== DIRECTION ==
Copy each line of the data below with the word "time".

== INPUT ROWS ==
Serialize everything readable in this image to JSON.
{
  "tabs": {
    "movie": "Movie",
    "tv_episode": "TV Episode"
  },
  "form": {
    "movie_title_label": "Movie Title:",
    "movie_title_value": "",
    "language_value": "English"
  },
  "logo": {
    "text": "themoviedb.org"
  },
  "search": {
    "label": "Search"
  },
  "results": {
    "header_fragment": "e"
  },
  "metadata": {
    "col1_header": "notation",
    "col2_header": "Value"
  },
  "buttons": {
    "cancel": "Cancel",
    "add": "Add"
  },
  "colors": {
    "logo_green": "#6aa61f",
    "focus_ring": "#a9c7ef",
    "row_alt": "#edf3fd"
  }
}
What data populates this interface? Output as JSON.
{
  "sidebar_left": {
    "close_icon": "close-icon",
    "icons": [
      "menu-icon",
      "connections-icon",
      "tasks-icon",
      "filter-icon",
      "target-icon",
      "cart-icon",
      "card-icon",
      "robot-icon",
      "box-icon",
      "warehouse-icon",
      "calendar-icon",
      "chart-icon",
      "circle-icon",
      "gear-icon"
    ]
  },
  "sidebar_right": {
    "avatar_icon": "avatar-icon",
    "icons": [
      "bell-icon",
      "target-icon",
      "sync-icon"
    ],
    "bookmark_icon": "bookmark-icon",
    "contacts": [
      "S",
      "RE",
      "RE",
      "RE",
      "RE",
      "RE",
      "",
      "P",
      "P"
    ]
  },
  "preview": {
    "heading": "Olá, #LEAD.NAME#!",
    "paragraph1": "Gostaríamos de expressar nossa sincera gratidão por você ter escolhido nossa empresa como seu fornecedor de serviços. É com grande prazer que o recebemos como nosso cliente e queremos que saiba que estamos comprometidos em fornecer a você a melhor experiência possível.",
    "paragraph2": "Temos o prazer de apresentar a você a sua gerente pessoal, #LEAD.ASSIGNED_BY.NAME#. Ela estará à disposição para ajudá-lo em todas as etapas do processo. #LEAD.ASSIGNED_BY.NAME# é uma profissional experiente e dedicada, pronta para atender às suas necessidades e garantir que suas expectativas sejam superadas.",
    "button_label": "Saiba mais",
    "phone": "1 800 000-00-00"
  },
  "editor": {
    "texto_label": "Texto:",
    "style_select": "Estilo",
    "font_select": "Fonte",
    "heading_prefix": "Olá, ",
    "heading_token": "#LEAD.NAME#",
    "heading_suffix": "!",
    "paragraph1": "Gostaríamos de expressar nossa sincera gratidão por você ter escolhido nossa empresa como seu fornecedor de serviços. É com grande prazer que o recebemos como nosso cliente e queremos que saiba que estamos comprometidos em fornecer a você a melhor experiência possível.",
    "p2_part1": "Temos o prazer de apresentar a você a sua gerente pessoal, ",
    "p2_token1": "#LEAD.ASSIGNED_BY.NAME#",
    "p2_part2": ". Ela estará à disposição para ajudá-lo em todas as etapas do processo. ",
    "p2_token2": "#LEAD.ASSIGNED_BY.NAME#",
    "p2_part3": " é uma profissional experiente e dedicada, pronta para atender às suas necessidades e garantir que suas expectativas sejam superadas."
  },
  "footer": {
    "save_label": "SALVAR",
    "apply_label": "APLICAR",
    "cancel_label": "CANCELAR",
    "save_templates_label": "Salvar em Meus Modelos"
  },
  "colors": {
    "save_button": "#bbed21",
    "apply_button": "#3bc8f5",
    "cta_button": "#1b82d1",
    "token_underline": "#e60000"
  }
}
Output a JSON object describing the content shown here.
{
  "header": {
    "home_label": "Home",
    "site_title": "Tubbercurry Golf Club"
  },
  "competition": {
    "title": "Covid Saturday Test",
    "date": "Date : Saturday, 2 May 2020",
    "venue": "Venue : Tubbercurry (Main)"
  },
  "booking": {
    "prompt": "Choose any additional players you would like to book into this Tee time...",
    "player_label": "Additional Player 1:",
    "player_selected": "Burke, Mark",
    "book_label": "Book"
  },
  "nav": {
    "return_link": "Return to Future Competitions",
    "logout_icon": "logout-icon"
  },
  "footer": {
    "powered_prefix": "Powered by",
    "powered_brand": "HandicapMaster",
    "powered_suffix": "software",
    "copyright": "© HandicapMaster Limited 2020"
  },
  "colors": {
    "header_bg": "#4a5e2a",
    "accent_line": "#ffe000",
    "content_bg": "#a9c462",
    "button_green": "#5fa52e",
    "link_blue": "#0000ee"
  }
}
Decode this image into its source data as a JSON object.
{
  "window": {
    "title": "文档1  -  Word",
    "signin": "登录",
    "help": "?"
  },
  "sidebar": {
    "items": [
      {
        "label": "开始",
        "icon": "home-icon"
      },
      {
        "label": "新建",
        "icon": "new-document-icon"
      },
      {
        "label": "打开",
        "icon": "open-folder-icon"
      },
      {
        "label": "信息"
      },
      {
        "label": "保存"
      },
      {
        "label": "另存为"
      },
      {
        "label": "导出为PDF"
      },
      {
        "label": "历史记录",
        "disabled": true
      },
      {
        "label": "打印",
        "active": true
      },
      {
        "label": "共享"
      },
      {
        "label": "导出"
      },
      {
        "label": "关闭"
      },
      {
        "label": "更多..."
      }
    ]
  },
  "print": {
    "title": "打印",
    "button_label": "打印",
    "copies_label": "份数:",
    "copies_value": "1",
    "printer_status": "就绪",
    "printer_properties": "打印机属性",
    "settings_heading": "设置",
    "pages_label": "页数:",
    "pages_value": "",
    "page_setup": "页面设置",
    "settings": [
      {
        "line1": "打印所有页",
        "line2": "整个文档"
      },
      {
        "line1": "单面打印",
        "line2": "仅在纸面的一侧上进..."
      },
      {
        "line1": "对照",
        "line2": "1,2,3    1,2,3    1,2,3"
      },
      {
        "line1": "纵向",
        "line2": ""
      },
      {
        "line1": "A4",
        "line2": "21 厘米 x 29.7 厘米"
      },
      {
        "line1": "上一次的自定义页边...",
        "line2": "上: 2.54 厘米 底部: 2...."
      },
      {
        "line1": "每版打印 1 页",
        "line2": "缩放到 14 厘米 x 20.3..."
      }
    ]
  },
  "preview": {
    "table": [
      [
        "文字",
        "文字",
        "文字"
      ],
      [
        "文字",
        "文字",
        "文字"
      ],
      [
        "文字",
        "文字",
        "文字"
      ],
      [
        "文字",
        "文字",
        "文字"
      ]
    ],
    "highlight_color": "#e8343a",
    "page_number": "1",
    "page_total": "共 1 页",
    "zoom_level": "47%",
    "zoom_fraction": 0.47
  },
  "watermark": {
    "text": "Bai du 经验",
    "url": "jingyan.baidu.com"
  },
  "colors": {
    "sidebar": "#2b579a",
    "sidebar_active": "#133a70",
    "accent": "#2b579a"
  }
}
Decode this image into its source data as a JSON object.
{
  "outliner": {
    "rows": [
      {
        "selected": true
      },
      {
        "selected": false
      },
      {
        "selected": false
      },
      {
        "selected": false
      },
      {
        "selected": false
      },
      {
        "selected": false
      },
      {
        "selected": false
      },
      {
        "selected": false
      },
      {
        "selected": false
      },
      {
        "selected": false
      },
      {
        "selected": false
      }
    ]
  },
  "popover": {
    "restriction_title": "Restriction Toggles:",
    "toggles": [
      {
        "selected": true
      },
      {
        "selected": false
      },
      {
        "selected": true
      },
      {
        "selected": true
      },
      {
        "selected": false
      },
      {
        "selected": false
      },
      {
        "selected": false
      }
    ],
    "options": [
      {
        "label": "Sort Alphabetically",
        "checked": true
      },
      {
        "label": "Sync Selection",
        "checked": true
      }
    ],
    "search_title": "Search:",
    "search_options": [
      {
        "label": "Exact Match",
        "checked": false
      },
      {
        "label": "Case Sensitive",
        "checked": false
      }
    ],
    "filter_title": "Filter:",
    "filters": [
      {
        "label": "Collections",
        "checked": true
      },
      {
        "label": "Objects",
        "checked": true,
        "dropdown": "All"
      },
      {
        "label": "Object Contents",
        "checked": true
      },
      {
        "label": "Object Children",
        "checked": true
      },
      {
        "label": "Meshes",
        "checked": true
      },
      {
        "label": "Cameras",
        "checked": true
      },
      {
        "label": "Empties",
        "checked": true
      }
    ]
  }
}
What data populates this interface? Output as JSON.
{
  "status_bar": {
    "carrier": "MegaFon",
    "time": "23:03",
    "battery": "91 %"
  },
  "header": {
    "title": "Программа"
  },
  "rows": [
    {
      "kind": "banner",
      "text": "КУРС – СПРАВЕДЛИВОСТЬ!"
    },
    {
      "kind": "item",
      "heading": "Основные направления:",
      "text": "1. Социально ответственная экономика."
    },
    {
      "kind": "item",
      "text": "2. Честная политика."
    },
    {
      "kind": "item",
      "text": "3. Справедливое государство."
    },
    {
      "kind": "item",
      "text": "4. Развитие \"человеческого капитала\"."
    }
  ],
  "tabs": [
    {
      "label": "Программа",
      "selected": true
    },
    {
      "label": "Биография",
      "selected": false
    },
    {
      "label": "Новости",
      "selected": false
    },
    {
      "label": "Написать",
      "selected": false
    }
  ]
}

== COMPLETED TASK ==
    "prompt": "Choose any additional players you would like to book into this Tee time...",
    "time": "23:03",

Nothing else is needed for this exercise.